§ TO BE DONE: Locate the string "Gaddis" in the records below. Copy every line where it occurs.

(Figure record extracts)

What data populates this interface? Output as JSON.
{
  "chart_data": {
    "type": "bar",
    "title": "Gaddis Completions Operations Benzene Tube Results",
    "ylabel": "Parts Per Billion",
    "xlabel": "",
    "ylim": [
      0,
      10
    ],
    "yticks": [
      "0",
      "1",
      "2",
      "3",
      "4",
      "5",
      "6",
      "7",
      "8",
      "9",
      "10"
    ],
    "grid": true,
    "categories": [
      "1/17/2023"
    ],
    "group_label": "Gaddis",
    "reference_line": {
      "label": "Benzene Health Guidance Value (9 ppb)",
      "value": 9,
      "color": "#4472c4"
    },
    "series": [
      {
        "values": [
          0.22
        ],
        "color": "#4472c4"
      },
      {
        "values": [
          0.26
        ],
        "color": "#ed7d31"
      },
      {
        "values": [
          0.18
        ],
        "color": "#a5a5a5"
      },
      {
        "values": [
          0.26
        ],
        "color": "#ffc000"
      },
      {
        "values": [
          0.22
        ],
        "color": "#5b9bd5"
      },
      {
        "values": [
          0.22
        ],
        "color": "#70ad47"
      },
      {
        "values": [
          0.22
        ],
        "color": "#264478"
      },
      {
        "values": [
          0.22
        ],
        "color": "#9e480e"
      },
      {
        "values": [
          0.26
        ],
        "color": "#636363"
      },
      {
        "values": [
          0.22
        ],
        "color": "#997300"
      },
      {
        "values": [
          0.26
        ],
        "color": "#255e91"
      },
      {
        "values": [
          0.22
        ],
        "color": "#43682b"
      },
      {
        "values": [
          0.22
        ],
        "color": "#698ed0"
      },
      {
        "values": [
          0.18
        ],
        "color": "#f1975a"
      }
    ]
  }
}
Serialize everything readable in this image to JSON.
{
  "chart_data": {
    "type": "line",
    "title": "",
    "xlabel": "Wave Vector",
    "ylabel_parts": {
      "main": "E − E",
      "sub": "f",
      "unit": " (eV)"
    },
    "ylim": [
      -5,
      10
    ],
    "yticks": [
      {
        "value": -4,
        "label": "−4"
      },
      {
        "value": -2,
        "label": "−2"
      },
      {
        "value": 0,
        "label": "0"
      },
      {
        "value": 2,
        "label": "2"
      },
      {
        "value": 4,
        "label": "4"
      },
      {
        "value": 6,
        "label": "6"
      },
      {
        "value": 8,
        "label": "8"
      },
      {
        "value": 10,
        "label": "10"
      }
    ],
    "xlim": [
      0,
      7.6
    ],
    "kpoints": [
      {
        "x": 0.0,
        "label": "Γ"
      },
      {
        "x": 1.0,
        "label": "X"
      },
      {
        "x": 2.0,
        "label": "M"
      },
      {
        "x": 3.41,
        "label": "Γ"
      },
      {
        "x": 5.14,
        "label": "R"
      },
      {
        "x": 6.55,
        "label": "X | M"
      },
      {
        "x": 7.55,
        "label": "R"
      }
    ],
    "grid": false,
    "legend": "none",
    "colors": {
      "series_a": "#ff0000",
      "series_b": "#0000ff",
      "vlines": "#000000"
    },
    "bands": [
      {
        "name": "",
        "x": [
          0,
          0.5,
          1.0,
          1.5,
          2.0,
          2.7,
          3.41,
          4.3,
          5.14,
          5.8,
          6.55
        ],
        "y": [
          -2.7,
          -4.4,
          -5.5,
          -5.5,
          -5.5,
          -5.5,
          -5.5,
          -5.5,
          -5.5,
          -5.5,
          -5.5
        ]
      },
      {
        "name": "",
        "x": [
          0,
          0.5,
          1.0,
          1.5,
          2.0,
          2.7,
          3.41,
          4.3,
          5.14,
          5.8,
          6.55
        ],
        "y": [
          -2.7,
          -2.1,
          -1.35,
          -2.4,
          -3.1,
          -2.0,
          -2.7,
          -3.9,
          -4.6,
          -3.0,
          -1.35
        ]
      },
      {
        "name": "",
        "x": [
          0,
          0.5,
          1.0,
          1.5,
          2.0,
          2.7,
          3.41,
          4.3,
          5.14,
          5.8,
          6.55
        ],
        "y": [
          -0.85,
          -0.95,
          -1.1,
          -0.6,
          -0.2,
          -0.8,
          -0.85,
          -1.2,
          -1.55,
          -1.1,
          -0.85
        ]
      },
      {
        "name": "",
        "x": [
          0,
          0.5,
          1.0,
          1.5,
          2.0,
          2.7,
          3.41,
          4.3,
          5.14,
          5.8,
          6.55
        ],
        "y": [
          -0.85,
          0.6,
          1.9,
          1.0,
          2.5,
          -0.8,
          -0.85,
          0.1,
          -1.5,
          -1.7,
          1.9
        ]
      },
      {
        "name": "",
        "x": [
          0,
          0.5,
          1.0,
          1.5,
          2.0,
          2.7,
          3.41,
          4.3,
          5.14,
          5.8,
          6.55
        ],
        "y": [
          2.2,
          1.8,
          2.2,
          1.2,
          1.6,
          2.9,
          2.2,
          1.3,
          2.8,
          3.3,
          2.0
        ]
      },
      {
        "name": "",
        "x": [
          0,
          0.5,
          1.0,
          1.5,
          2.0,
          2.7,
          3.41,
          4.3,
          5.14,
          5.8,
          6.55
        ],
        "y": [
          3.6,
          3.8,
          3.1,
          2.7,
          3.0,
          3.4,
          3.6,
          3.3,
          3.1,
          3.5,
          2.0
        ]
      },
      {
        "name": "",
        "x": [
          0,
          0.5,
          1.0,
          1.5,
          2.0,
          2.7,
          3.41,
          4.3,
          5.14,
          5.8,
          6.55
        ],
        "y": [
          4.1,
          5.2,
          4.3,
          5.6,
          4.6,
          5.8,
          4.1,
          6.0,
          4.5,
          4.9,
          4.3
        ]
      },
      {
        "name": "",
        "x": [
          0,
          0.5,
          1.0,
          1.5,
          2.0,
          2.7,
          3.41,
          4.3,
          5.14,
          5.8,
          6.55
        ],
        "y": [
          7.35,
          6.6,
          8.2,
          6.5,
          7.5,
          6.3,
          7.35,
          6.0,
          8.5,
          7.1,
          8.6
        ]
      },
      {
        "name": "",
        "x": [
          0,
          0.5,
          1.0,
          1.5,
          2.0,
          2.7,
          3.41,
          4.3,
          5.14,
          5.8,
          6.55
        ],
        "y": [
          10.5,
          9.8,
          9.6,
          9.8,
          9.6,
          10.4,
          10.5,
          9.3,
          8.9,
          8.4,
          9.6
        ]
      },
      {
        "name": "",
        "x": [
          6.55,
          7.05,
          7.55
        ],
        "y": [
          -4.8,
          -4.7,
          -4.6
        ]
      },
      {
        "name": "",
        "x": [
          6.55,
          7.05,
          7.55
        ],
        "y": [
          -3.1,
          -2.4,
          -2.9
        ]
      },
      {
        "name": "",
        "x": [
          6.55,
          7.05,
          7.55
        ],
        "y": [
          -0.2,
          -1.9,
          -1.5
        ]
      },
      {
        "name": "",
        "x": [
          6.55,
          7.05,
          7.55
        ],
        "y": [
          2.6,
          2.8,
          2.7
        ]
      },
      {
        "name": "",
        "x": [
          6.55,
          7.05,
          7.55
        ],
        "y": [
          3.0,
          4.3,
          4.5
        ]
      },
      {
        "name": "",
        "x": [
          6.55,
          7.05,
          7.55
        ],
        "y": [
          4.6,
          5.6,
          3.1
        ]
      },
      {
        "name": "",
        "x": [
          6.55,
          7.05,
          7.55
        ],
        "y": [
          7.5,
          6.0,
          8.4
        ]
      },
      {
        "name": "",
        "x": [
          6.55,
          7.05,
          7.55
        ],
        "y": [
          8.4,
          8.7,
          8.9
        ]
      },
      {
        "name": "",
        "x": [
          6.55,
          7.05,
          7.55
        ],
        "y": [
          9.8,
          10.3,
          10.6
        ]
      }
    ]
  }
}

§ COMPLETE OUTPUT:
    "title": "Gaddis Completions Operations Benzene Tube Results",
    "group_label": "Gaddis",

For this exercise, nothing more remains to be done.